▶ Information given:
• • • •

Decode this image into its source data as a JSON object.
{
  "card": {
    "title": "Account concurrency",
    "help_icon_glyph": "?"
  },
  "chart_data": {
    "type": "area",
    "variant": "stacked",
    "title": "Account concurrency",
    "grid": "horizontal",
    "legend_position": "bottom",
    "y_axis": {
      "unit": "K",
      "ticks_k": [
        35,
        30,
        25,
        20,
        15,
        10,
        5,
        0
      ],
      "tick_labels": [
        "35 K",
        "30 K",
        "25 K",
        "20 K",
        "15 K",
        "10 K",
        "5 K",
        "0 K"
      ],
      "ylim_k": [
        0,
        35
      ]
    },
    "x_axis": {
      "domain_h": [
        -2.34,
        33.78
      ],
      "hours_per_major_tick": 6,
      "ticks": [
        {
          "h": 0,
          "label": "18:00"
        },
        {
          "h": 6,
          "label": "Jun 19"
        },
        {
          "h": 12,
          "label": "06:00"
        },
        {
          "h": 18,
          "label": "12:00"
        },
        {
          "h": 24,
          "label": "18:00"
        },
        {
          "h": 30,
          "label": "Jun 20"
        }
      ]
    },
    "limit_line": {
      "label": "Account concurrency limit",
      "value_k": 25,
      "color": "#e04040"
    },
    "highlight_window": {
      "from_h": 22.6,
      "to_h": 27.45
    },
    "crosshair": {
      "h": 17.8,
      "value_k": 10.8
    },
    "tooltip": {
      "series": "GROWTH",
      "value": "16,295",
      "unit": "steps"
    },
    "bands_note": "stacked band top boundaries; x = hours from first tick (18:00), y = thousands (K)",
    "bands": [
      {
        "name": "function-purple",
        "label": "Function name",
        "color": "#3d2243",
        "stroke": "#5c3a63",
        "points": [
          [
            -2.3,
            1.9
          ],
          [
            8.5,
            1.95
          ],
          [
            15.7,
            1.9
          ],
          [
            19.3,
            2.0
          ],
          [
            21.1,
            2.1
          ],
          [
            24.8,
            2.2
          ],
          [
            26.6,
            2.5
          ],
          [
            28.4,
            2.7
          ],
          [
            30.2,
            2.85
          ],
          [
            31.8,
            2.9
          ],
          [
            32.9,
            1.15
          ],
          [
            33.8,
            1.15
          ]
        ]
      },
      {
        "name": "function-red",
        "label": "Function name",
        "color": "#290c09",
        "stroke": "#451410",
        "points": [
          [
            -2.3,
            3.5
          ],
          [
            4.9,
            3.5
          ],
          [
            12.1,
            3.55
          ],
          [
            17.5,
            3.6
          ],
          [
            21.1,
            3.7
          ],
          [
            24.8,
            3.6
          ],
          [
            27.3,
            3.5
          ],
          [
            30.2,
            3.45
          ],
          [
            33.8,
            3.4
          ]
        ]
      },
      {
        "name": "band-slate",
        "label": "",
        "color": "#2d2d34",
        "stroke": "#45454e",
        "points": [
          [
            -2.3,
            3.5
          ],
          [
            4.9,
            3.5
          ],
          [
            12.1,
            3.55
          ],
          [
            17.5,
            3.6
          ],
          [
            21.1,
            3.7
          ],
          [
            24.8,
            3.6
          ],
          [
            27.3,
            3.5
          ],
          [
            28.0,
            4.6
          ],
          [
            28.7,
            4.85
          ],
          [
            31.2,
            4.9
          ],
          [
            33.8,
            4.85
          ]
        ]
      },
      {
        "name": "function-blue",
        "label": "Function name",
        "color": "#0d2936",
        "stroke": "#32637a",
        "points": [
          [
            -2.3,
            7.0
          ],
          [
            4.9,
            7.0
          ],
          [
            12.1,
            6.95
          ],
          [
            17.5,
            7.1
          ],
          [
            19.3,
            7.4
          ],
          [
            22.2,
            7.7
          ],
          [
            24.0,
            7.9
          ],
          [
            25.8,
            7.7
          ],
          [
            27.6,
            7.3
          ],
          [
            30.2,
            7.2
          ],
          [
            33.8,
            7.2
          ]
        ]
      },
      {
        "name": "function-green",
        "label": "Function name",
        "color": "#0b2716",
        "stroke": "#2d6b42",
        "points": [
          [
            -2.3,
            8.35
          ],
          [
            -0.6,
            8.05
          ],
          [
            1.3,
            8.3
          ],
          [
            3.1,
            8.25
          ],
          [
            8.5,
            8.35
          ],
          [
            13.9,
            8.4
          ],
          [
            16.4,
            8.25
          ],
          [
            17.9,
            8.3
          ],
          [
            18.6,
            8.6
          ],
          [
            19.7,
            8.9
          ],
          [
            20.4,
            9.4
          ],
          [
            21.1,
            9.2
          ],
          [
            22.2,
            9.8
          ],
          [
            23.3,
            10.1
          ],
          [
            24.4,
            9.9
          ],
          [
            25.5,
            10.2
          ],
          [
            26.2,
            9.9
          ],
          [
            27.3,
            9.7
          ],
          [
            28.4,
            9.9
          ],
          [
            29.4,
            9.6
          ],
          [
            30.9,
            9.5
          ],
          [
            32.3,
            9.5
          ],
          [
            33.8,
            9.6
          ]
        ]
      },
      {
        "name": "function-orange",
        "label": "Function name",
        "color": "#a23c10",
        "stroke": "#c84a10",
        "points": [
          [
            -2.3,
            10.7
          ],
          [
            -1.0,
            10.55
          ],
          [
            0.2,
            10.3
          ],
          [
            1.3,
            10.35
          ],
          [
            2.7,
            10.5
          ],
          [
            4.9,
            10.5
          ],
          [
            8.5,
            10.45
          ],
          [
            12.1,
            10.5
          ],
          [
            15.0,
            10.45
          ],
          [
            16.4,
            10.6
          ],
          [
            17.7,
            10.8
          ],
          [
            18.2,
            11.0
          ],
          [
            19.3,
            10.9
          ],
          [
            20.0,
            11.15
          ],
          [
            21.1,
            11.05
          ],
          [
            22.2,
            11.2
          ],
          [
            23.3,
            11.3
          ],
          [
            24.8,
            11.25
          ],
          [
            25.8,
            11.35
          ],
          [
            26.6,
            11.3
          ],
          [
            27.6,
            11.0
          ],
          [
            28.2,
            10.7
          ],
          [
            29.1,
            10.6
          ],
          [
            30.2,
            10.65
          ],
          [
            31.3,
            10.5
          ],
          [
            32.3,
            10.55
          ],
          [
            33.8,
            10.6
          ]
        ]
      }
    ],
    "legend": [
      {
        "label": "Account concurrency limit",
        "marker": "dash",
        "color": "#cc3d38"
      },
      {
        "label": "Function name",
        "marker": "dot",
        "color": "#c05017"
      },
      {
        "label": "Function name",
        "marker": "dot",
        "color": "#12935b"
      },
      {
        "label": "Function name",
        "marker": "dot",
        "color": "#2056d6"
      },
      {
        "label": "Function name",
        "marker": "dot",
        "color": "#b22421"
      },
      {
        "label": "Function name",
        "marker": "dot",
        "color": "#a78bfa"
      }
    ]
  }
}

• • • •

▶ What to do: Read the lines above. Gather those in which the string "Account" is found.

▶ Reply:
    "title": "Account concurrency",
    "title": "Account concurrency",
      "label": "Account concurrency limit",
        "label": "Account concurrency limit",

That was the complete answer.